Talvez o que seja
mais surpreendente em cidade de gelo, filme de
Michael Lockshin disponibilizado no Brasil pela Netflix seja descobrir
que se trata de um filme russo.
Lockshin narra uma
história romântica no estilo A dama e o vagabundo no melhor estilo
hollywoodiano, inclusive em termos de produção (que é verdadeiramente
grandiosa). Mas, no meio do conto de fadas, introduz pontadas de crítica social
difíceis de serem imaginadas numa produção norte-americana.
A trama gira em torno
de Matvey, um pobre patinador que é demitido de seu trabalho como entregador de
tortas ao se atrasar numa entrega em decorrência da passagem da carruagem de
uma dama da nobreza. Nesse meio tempo ele conhece Alex, o líder dos batedores
de carteira do comércio local e passa a integrar sua gangue. Alex tem um forte
discurso marxista: segundo ele, suas ricas vítimas são na verdade nobres e
burgueses, pessoas que passam a vida explorando outras – e portanto, a riqueza
que possuem não são de fato delas.

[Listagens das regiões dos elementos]

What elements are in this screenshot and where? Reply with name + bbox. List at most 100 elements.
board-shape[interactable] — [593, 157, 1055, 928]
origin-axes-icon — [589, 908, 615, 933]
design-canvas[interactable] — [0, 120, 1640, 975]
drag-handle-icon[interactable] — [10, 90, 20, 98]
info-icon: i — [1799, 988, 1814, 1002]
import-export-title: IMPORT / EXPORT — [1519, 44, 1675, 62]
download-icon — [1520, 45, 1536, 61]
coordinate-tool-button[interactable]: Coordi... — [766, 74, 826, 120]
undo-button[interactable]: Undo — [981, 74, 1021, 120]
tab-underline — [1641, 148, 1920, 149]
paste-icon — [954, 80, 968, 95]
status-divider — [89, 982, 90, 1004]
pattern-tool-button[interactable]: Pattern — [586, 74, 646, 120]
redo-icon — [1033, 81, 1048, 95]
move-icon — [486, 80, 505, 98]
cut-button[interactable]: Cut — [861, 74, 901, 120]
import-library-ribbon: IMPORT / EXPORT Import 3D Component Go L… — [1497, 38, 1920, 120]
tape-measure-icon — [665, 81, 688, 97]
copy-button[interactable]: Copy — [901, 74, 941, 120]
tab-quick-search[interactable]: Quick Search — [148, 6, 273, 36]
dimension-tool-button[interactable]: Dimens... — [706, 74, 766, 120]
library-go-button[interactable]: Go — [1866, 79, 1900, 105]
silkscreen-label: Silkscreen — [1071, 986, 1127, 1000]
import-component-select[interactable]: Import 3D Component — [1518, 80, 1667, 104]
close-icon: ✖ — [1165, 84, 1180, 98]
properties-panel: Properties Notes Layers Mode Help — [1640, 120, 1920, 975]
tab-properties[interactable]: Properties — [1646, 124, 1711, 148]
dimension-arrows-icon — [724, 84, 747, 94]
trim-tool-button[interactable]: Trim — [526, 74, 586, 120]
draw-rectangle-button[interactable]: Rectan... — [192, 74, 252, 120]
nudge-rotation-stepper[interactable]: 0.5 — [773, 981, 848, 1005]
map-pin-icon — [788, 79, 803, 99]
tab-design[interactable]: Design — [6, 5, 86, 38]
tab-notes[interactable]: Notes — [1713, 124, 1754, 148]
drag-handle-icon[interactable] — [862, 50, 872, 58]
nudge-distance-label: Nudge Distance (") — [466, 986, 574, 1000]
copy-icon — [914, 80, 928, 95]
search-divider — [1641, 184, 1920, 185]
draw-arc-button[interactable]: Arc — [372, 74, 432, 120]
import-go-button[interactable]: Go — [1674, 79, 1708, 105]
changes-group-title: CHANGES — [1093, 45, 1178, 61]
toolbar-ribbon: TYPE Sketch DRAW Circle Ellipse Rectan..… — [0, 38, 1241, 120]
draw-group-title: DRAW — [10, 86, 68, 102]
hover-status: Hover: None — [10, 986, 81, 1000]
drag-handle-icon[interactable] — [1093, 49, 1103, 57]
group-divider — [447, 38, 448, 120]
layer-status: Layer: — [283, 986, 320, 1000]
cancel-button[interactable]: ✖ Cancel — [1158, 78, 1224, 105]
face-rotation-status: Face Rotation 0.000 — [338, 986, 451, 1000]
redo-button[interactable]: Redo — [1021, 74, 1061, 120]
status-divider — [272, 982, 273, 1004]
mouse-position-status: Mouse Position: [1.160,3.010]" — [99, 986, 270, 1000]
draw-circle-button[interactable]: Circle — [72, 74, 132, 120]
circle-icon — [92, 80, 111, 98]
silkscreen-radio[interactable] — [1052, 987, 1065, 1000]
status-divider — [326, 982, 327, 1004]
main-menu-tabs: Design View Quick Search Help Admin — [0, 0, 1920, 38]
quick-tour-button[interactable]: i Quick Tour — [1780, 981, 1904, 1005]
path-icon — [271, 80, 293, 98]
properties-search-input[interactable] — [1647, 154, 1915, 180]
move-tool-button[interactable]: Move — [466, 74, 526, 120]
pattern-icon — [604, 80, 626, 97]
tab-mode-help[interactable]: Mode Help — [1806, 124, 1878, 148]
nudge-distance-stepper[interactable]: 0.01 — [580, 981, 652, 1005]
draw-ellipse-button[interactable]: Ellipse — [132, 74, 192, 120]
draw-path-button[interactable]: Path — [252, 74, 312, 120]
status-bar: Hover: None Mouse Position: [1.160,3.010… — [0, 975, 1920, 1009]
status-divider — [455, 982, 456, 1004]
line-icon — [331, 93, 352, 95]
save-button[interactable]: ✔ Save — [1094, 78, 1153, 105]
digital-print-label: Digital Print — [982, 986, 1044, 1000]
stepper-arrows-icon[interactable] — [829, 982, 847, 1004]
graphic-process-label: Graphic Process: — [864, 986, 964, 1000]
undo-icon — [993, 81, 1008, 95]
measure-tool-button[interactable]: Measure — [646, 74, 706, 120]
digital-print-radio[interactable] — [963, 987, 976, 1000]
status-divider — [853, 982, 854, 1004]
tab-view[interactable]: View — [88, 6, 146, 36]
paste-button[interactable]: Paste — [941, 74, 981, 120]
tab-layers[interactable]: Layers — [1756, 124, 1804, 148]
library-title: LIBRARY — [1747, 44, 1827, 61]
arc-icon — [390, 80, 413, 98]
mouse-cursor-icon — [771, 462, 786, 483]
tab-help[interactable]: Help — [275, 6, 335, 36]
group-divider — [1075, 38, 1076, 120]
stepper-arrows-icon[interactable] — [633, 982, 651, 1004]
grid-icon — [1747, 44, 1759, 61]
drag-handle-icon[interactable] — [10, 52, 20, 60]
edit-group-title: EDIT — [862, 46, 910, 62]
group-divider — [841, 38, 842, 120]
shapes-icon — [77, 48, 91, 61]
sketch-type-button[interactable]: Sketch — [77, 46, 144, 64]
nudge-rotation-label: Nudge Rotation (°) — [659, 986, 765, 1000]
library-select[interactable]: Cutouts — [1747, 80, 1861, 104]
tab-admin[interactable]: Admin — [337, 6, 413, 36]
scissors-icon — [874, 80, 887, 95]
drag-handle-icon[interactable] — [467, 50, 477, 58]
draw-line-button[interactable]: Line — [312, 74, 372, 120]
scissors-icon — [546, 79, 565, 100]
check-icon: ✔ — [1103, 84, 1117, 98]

### ENUNCIADO DA TAREFA
Dê continuidade ao texto sobre o filme russo de Michael Lockshin, partindo da última frase apresentada.

### RESPOSTA
A trama se torna
romântica quando Matvey conhece Alice, a dama nobre cuja passagem lhe custou o
emprego... e os dois se apaixonam. Mas Alice está prometida por um nobre que
ocupa cargo de chefia na polícia. Além disso, a moça quer seguir a carreira
científica, algo totalmente reprovado por seu pai.
Segue-se uma agitada
trama em que os dois tentam ficar juntos mesmo tendo contra si todas as regras
da sociedade. Lembra a dama e o vagabundo, mas, pelo ritmo narrativo intenso,
lembra Metrópolis, de Fritz Lang.
Cidade do gelo é um
filme romântico, um conto de fadas, que funciona perfeitamente como tal. Mas
entrega muito mais do que isso. A sequência incial, com o pobre Matvey
patinando pela cidade e tentando entregar sua encomenda antes que a torta
esfrie reflete diretamente a precarização do trabalho provocada por aplicativos
de entregas (não por acaso, sua mochila é muito parecida com a usada por
aplicativos). Em outra cena, Alice diz que sua família construiu um palácio, o
rapaz pergunta quantos servos eles tinham, ao que ela responde, constrangida:
milhares.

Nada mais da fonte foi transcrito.